* REQUIREMENTS
Copy each line that holds "τους".

* Items from a data source
________________________________________
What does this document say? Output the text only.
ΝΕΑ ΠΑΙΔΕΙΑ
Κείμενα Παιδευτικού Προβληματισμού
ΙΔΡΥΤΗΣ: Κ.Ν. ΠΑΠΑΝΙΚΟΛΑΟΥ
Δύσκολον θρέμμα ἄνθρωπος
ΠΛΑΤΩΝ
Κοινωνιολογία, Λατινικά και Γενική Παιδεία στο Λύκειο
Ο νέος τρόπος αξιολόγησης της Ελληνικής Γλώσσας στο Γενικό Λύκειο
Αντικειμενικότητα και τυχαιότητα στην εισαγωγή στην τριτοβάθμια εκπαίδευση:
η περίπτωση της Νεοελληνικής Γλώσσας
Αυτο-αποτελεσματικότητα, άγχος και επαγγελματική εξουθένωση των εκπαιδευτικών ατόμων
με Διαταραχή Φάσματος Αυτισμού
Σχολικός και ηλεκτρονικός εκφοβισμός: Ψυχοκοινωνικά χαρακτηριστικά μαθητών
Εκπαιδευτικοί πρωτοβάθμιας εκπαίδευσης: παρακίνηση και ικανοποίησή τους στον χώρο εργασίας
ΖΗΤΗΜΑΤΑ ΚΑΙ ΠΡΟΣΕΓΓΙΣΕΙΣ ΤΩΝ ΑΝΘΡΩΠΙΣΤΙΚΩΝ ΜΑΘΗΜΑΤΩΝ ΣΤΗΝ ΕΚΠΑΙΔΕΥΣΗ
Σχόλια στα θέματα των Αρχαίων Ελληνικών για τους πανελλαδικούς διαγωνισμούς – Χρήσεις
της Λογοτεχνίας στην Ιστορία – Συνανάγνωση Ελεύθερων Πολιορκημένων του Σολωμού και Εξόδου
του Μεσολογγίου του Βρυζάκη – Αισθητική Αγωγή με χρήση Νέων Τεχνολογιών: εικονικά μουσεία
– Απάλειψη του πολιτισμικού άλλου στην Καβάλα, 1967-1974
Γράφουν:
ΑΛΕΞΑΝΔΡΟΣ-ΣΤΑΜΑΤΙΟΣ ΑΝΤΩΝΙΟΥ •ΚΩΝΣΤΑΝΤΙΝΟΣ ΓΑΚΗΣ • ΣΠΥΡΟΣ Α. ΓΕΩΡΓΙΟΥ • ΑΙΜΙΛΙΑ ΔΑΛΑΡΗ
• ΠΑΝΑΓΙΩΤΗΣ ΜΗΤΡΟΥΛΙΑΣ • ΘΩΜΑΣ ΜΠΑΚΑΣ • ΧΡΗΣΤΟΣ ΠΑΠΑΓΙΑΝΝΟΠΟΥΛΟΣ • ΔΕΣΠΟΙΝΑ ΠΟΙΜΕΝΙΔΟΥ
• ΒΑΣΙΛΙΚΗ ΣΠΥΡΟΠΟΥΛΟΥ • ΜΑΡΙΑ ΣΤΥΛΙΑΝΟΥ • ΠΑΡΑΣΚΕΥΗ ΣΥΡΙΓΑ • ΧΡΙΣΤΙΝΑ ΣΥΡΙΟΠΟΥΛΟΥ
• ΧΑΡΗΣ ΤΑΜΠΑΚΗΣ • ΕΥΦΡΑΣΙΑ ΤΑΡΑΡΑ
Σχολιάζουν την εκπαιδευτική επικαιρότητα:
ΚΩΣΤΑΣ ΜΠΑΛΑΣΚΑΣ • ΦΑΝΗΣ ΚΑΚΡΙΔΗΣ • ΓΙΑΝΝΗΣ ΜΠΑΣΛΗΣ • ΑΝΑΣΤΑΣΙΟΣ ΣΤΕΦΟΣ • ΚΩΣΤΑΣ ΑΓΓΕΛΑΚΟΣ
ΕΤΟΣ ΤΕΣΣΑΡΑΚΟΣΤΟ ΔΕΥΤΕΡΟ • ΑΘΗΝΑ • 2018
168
________________________________________
* FULL SOLUTION
Εκπαιδευτικοί πρωτοβάθμιας εκπαίδευσης: παρακίνηση και ικανοποίησή τους στον χώρο εργασίας
Σχόλια στα θέματα των Αρχαίων Ελληνικών για τους πανελλαδικούς διαγωνισμούς – Χρήσεις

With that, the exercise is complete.